Exercise instructions:
Restate the whole listing word for word. Pictures are left out.
------ Records provided
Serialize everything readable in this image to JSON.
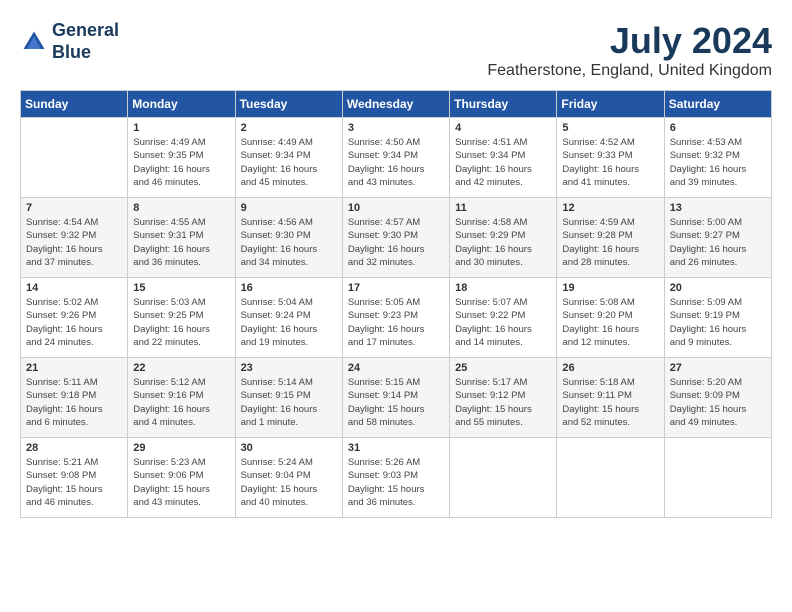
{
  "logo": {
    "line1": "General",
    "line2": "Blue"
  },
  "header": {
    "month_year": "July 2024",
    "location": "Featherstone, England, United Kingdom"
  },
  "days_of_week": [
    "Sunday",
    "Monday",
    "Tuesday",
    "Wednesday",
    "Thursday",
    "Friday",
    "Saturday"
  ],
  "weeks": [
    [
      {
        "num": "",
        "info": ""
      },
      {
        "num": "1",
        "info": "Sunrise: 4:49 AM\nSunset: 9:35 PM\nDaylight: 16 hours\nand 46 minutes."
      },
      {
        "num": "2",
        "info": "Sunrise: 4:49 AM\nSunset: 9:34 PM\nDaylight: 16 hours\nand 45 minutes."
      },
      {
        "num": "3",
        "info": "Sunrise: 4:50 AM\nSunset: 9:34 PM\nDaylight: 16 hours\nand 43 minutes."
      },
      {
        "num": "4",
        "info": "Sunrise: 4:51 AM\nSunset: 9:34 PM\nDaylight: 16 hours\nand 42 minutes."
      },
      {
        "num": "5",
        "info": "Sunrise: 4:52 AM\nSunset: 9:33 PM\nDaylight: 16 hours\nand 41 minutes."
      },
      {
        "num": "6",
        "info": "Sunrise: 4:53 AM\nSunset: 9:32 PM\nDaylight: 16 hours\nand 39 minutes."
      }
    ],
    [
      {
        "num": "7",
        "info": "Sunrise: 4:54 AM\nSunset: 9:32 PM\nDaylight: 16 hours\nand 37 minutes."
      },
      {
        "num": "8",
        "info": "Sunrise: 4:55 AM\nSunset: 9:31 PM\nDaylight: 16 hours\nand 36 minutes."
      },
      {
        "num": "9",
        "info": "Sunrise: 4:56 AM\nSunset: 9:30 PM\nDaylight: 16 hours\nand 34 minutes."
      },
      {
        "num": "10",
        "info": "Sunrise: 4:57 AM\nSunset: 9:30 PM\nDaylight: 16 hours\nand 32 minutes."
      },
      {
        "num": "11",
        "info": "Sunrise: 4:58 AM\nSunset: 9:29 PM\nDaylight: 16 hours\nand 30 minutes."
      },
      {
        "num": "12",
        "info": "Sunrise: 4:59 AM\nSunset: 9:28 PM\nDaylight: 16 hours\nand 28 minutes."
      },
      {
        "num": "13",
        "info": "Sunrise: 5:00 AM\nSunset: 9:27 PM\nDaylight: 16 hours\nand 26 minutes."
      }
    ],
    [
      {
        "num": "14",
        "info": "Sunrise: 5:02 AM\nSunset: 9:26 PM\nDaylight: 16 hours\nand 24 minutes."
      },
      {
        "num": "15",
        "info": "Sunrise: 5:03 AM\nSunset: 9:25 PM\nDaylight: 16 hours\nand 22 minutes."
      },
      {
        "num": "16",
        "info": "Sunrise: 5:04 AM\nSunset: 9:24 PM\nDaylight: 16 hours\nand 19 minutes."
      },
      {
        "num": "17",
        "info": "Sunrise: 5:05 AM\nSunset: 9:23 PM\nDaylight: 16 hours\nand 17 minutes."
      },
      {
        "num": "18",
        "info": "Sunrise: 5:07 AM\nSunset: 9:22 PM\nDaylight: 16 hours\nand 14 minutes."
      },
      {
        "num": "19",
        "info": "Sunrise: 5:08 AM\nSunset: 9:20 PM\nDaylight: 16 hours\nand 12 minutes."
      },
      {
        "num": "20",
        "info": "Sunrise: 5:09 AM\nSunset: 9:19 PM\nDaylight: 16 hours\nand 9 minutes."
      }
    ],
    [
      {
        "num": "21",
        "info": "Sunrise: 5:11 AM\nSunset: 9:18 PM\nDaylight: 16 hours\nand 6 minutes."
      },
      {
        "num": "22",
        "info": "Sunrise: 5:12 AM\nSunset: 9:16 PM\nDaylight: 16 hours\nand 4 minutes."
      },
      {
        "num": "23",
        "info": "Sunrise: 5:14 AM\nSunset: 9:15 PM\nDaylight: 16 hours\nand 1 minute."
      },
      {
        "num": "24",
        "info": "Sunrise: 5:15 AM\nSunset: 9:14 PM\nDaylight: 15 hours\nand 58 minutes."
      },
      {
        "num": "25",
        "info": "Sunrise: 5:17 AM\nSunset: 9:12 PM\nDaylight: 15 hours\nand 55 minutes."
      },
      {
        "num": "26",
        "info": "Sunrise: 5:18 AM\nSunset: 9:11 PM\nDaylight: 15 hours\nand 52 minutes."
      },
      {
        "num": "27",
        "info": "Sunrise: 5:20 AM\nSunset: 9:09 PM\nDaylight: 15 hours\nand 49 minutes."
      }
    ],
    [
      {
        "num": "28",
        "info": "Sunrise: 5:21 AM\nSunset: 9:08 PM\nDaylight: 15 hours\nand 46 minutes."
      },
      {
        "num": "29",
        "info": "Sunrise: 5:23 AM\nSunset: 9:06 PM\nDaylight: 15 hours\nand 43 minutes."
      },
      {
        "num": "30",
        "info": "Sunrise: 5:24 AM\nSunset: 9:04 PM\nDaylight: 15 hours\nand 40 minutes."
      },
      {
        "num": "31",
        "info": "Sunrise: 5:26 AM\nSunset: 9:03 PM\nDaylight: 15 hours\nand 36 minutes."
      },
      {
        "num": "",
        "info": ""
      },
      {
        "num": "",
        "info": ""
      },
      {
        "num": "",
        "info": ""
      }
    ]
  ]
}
------------
Response to this task:
Serialize everything readable in this image to JSON.
{
  "logo": {
    "line1": "General",
    "line2": "Blue"
  },
  "header": {
    "month_year": "July 2024",
    "location": "Featherstone, England, United Kingdom"
  },
  "days_of_week": [
    "Sunday",
    "Monday",
    "Tuesday",
    "Wednesday",
    "Thursday",
    "Friday",
    "Saturday"
  ],
  "weeks": [
    [
      {
        "num": "",
        "info": ""
      },
      {
        "num": "1",
        "info": "Sunrise: 4:49 AM\nSunset: 9:35 PM\nDaylight: 16 hours\nand 46 minutes."
      },
      {
        "num": "2",
        "info": "Sunrise: 4:49 AM\nSunset: 9:34 PM\nDaylight: 16 hours\nand 45 minutes."
      },
      {
        "num": "3",
        "info": "Sunrise: 4:50 AM\nSunset: 9:34 PM\nDaylight: 16 hours\nand 43 minutes."
      },
      {
        "num": "4",
        "info": "Sunrise: 4:51 AM\nSunset: 9:34 PM\nDaylight: 16 hours\nand 42 minutes."
      },
      {
        "num": "5",
        "info": "Sunrise: 4:52 AM\nSunset: 9:33 PM\nDaylight: 16 hours\nand 41 minutes."
      },
      {
        "num": "6",
        "info": "Sunrise: 4:53 AM\nSunset: 9:32 PM\nDaylight: 16 hours\nand 39 minutes."
      }
    ],
    [
      {
        "num": "7",
        "info": "Sunrise: 4:54 AM\nSunset: 9:32 PM\nDaylight: 16 hours\nand 37 minutes."
      },
      {
        "num": "8",
        "info": "Sunrise: 4:55 AM\nSunset: 9:31 PM\nDaylight: 16 hours\nand 36 minutes."
      },
      {
        "num": "9",
        "info": "Sunrise: 4:56 AM\nSunset: 9:30 PM\nDaylight: 16 hours\nand 34 minutes."
      },
      {
        "num": "10",
        "info": "Sunrise: 4:57 AM\nSunset: 9:30 PM\nDaylight: 16 hours\nand 32 minutes."
      },
      {
        "num": "11",
        "info": "Sunrise: 4:58 AM\nSunset: 9:29 PM\nDaylight: 16 hours\nand 30 minutes."
      },
      {
        "num": "12",
        "info": "Sunrise: 4:59 AM\nSunset: 9:28 PM\nDaylight: 16 hours\nand 28 minutes."
      },
      {
        "num": "13",
        "info": "Sunrise: 5:00 AM\nSunset: 9:27 PM\nDaylight: 16 hours\nand 26 minutes."
      }
    ],
    [
      {
        "num": "14",
        "info": "Sunrise: 5:02 AM\nSunset: 9:26 PM\nDaylight: 16 hours\nand 24 minutes."
      },
      {
        "num": "15",
        "info": "Sunrise: 5:03 AM\nSunset: 9:25 PM\nDaylight: 16 hours\nand 22 minutes."
      },
      {
        "num": "16",
        "info": "Sunrise: 5:04 AM\nSunset: 9:24 PM\nDaylight: 16 hours\nand 19 minutes."
      },
      {
        "num": "17",
        "info": "Sunrise: 5:05 AM\nSunset: 9:23 PM\nDaylight: 16 hours\nand 17 minutes."
      },
      {
        "num": "18",
        "info": "Sunrise: 5:07 AM\nSunset: 9:22 PM\nDaylight: 16 hours\nand 14 minutes."
      },
      {
        "num": "19",
        "info": "Sunrise: 5:08 AM\nSunset: 9:20 PM\nDaylight: 16 hours\nand 12 minutes."
      },
      {
        "num": "20",
        "info": "Sunrise: 5:09 AM\nSunset: 9:19 PM\nDaylight: 16 hours\nand 9 minutes."
      }
    ],
    [
      {
        "num": "21",
        "info": "Sunrise: 5:11 AM\nSunset: 9:18 PM\nDaylight: 16 hours\nand 6 minutes."
      },
      {
        "num": "22",
        "info": "Sunrise: 5:12 AM\nSunset: 9:16 PM\nDaylight: 16 hours\nand 4 minutes."
      },
      {
        "num": "23",
        "info": "Sunrise: 5:14 AM\nSunset: 9:15 PM\nDaylight: 16 hours\nand 1 minute."
      },
      {
        "num": "24",
        "info": "Sunrise: 5:15 AM\nSunset: 9:14 PM\nDaylight: 15 hours\nand 58 minutes."
      },
      {
        "num": "25",
        "info": "Sunrise: 5:17 AM\nSunset: 9:12 PM\nDaylight: 15 hours\nand 55 minutes."
      },
      {
        "num": "26",
        "info": "Sunrise: 5:18 AM\nSunset: 9:11 PM\nDaylight: 15 hours\nand 52 minutes."
      },
      {
        "num": "27",
        "info": "Sunrise: 5:20 AM\nSunset: 9:09 PM\nDaylight: 15 hours\nand 49 minutes."
      }
    ],
    [
      {
        "num": "28",
        "info": "Sunrise: 5:21 AM\nSunset: 9:08 PM\nDaylight: 15 hours\nand 46 minutes."
      },
      {
        "num": "29",
        "info": "Sunrise: 5:23 AM\nSunset: 9:06 PM\nDaylight: 15 hours\nand 43 minutes."
      },
      {
        "num": "30",
        "info": "Sunrise: 5:24 AM\nSunset: 9:04 PM\nDaylight: 15 hours\nand 40 minutes."
      },
      {
        "num": "31",
        "info": "Sunrise: 5:26 AM\nSunset: 9:03 PM\nDaylight: 15 hours\nand 36 minutes."
      },
      {
        "num": "",
        "info": ""
      },
      {
        "num": "",
        "info": ""
      },
      {
        "num": "",
        "info": ""
      }
    ]
  ]
}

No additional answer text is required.